[Element region listings]

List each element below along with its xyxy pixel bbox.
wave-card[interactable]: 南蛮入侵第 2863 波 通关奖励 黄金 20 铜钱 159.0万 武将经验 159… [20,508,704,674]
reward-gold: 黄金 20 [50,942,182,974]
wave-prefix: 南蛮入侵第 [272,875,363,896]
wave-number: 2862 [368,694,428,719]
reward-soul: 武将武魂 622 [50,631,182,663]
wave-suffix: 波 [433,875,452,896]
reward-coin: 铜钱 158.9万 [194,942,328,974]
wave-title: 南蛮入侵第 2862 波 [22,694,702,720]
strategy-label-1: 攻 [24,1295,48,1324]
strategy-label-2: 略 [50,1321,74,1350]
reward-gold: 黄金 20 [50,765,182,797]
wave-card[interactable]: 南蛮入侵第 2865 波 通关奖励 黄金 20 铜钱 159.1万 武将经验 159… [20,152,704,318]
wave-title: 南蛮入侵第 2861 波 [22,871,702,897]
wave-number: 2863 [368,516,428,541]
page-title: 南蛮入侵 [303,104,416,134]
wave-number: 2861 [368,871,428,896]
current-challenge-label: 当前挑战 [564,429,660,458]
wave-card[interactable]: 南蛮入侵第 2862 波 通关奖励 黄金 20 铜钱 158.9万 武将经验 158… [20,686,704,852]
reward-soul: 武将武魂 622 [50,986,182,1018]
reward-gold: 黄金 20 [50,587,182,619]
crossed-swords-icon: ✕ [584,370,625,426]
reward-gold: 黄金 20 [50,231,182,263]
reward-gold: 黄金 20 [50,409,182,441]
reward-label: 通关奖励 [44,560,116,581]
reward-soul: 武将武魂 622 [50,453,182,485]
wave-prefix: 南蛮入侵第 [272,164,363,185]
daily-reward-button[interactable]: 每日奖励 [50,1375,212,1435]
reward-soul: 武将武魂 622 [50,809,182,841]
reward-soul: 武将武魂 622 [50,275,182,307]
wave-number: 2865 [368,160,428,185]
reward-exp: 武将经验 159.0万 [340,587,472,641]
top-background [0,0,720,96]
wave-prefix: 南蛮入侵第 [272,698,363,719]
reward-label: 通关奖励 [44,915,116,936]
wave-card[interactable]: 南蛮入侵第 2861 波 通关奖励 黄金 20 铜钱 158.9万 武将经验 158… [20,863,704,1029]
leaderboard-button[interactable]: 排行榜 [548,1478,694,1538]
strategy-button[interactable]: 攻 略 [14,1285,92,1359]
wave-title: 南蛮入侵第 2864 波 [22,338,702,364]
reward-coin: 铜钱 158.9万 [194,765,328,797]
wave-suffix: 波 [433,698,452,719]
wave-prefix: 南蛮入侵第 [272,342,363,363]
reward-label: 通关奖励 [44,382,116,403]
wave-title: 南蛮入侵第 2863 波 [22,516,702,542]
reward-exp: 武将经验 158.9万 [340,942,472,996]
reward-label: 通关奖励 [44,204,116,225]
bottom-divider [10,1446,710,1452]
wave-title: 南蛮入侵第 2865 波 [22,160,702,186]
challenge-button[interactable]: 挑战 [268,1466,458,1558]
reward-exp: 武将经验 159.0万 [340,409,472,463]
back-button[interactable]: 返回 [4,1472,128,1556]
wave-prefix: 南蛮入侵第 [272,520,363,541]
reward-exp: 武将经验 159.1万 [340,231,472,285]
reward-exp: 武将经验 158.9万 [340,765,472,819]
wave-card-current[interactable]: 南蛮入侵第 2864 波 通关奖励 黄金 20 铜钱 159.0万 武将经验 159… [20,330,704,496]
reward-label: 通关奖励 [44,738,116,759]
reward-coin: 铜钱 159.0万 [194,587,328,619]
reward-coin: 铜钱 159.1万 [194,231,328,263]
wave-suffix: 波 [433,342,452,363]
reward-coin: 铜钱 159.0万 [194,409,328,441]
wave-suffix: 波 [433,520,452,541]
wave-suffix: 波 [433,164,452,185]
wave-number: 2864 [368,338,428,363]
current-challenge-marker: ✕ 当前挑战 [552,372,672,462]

**YOUR INSTRUCTIONS:** Report every line of the material above that contains the string "prefix".

**PROBLEM SOLUTION:**
wave-prefix: 南蛮入侵第 [272,875,363,896]
wave-prefix: 南蛮入侵第 [272,164,363,185]
wave-prefix: 南蛮入侵第 [272,698,363,719]
wave-prefix: 南蛮入侵第 [272,342,363,363]
wave-prefix: 南蛮入侵第 [272,520,363,541]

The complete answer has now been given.